BEGIN DATA LINES

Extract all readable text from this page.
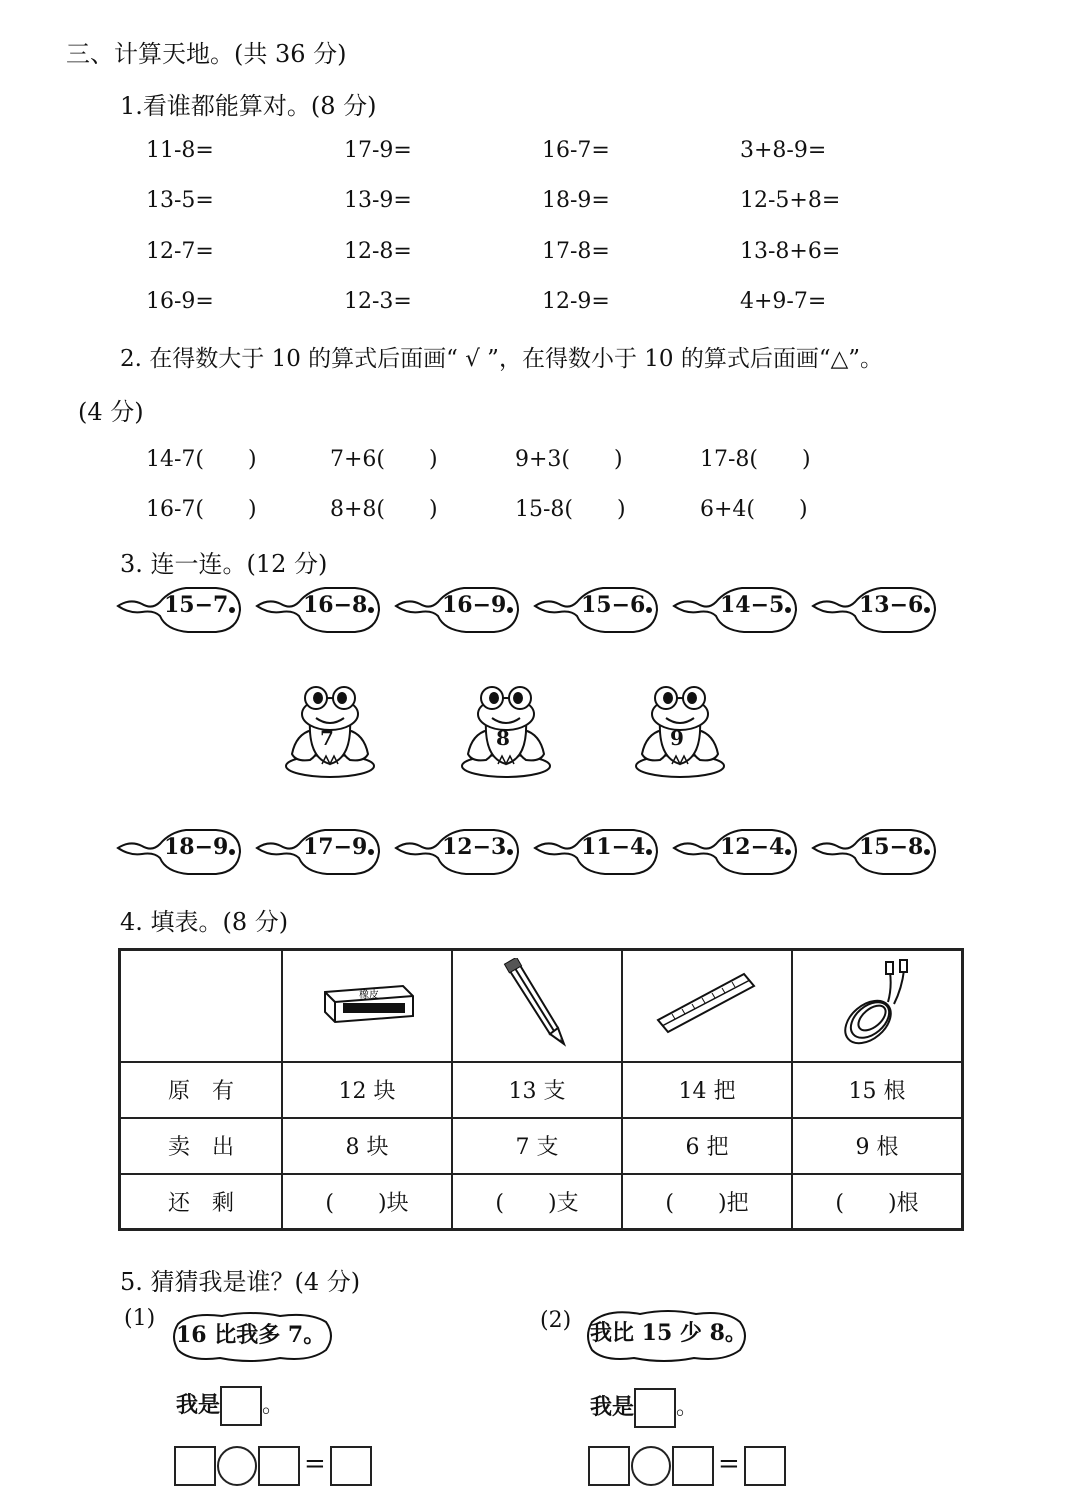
三、计算天地。(共 36 分)
1.看谁都能算对。(8 分)
11-8=	17-9=	16-7=	3+8-9=
13-5=	13-9=	18-9=	12-5+8=
12-7=	12-8=	17-8=	13-8+6=
16-9=	12-3=	12-9=	4+9-7=
2. 在得数大于 10 的算式后面画“ √ ”，在得数小于 10 的算式后面画“△”。
(4 分)
14-7(　　)	7+6(　　)	9+3(　　)	17-8(　　)
16-7(　　)	8+8(　　)	15-8(　　)	6+4(　　)
3. 连一连。(12 分)
15−7	16−8	16−9	15−6	14−5	13−6
7	8	9
18−9	17−9	12−3	11−4	12−4	15−8
4. 填表。(8 分)

橡皮

原　有	12 块	13 支	14 把	15 根
卖　出	8 块	7 支	6 把	9 根
还　剩	(　　)块	(　　)支	(　　)把	(　　)根
5. 猜猜我是谁？(4 分)
(1)
16 比我多 7。
我是 。
=
(2) 我比 15 少 8。
我是 。
=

END DATA LINES

Every line of the material is to be quoted exactly, with no pictures carried over.

### ANSWER BELOW
Extract all readable text from this page.
三、计算天地。(共 36 分)
1.看谁都能算对。(8 分)
11-8=	17-9=	16-7=	3+8-9=
13-5=	13-9=	18-9=	12-5+8=
12-7=	12-8=	17-8=	13-8+6=
16-9=	12-3=	12-9=	4+9-7=
2. 在得数大于 10 的算式后面画“ √ ”，在得数小于 10 的算式后面画“△”。
(4 分)
14-7(　　)	7+6(　　)	9+3(　　)	17-8(　　)
16-7(　　)	8+8(　　)	15-8(　　)	6+4(　　)
3. 连一连。(12 分)
15−7	16−8	16−9	15−6	14−5	13−6
7	8	9
18−9	17−9	12−3	11−4	12−4	15−8
4. 填表。(8 分)

橡皮

原　有	12 块	13 支	14 把	15 根
卖　出	8 块	7 支	6 把	9 根
还　剩	(　　)块	(　　)支	(　　)把	(　　)根
5. 猜猜我是谁？(4 分)
(1)
16 比我多 7。
我是 。
=
(2) 我比 15 少 8。
我是 。
=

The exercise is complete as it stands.